- **Problem requirements**
Arrange everything from the first of the rows below down to the row containing "close-button[interactable] [439, 1, 483, 31]" as a numbered list, with blank lines omitted.
## START Data for the task
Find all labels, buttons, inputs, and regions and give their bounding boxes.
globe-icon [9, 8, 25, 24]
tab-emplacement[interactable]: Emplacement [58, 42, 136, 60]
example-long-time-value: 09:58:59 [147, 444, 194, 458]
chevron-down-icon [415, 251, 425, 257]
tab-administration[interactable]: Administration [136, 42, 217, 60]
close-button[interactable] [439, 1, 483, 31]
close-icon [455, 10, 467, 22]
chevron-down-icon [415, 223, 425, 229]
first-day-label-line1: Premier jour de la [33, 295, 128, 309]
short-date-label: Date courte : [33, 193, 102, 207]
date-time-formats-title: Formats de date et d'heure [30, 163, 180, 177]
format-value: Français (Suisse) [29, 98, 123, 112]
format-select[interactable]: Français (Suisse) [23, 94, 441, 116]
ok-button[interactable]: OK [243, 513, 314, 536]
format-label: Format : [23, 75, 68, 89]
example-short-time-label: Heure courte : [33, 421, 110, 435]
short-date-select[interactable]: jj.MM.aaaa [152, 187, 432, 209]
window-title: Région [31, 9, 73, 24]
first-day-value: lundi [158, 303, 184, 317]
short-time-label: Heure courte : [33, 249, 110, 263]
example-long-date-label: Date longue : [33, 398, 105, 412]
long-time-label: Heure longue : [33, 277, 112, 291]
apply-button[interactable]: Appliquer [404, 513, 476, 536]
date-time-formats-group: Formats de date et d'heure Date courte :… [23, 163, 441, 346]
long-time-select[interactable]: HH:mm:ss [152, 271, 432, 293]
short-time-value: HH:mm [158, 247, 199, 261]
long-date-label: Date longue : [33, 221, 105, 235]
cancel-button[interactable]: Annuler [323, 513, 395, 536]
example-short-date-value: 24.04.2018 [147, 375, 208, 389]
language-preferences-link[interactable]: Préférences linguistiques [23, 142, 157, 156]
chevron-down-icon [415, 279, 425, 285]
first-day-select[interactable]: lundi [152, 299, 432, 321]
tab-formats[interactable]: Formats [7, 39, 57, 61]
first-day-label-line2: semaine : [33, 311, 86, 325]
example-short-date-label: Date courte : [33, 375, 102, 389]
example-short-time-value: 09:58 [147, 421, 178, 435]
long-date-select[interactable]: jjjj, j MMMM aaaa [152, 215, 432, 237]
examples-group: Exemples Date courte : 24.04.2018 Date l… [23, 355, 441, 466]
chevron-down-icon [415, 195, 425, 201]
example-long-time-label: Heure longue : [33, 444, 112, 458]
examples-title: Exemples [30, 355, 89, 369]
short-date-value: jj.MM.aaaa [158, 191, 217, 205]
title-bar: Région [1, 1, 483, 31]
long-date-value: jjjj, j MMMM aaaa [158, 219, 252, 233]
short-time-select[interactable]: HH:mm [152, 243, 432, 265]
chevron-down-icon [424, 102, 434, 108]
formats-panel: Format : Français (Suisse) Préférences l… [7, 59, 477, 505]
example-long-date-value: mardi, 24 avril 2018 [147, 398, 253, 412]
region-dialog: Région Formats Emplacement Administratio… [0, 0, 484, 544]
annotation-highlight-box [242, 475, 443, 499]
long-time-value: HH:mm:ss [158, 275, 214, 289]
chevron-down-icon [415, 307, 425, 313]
## END Data for the task
- **Expected answer**
1. Find all labels, buttons, inputs, and regions and give their bounding boxes.
2. globe-icon [9, 8, 25, 24]
3. tab-emplacement[interactable]: Emplacement [58, 42, 136, 60]
4. example-long-time-value: 09:58:59 [147, 444, 194, 458]
5. chevron-down-icon [415, 251, 425, 257]
6. tab-administration[interactable]: Administration [136, 42, 217, 60]
7. close-button[interactable] [439, 1, 483, 31]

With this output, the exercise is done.